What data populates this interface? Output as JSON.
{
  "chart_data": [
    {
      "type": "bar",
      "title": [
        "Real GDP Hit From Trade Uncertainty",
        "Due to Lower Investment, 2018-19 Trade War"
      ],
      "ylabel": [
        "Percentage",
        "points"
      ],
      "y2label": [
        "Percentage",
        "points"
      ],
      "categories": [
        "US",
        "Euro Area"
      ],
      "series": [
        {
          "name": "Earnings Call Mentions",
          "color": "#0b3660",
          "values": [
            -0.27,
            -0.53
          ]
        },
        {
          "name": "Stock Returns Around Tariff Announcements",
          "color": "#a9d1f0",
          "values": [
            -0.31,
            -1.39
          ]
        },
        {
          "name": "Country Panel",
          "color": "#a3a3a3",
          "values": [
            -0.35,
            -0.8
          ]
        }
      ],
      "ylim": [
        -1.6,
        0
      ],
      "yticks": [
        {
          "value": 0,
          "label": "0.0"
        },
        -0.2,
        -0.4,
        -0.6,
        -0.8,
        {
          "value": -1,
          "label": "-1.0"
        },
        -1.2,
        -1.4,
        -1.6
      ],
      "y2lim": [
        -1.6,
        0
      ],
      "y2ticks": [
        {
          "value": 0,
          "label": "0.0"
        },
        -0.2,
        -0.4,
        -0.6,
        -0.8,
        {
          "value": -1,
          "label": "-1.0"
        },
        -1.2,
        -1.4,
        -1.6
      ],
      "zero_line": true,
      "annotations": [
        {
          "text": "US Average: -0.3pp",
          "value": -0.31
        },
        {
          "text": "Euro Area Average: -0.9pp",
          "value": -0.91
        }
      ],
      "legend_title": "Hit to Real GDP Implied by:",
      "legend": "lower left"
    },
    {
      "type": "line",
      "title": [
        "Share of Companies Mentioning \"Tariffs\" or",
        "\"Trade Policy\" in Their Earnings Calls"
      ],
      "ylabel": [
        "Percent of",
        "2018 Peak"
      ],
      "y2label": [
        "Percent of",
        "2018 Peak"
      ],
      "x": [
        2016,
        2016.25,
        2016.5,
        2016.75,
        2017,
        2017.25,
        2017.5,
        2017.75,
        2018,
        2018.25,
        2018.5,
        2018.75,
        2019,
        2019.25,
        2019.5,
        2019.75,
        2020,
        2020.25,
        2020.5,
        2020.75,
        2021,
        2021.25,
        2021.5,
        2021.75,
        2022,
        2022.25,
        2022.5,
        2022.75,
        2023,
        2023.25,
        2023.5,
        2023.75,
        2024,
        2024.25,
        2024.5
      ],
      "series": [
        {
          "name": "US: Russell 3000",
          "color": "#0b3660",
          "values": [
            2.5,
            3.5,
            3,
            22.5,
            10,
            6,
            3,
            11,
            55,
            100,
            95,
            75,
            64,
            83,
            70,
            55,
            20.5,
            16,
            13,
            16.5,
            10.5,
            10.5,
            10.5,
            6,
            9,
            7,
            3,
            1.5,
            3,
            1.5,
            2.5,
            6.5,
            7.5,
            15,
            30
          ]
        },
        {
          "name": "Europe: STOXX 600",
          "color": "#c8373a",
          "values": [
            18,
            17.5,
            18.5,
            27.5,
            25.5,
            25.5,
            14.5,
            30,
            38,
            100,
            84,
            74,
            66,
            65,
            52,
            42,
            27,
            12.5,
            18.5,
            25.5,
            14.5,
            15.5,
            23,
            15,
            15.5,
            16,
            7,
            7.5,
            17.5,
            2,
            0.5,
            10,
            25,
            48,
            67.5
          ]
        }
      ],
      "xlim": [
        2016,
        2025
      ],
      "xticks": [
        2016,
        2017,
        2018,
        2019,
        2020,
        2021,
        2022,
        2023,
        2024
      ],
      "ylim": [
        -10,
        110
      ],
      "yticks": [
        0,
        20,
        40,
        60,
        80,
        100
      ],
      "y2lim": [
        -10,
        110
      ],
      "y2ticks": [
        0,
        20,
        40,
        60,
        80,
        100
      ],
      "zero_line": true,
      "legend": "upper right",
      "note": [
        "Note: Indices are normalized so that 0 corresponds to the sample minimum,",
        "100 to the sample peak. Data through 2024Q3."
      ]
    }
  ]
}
----
# EXERCISE PROMPT
Using the records above, gather all lines where the string "Average" is present.

# CORRECT ANSWER
          "text": "US Average: -0.3pp",
          "text": "Euro Area Average: -0.9pp",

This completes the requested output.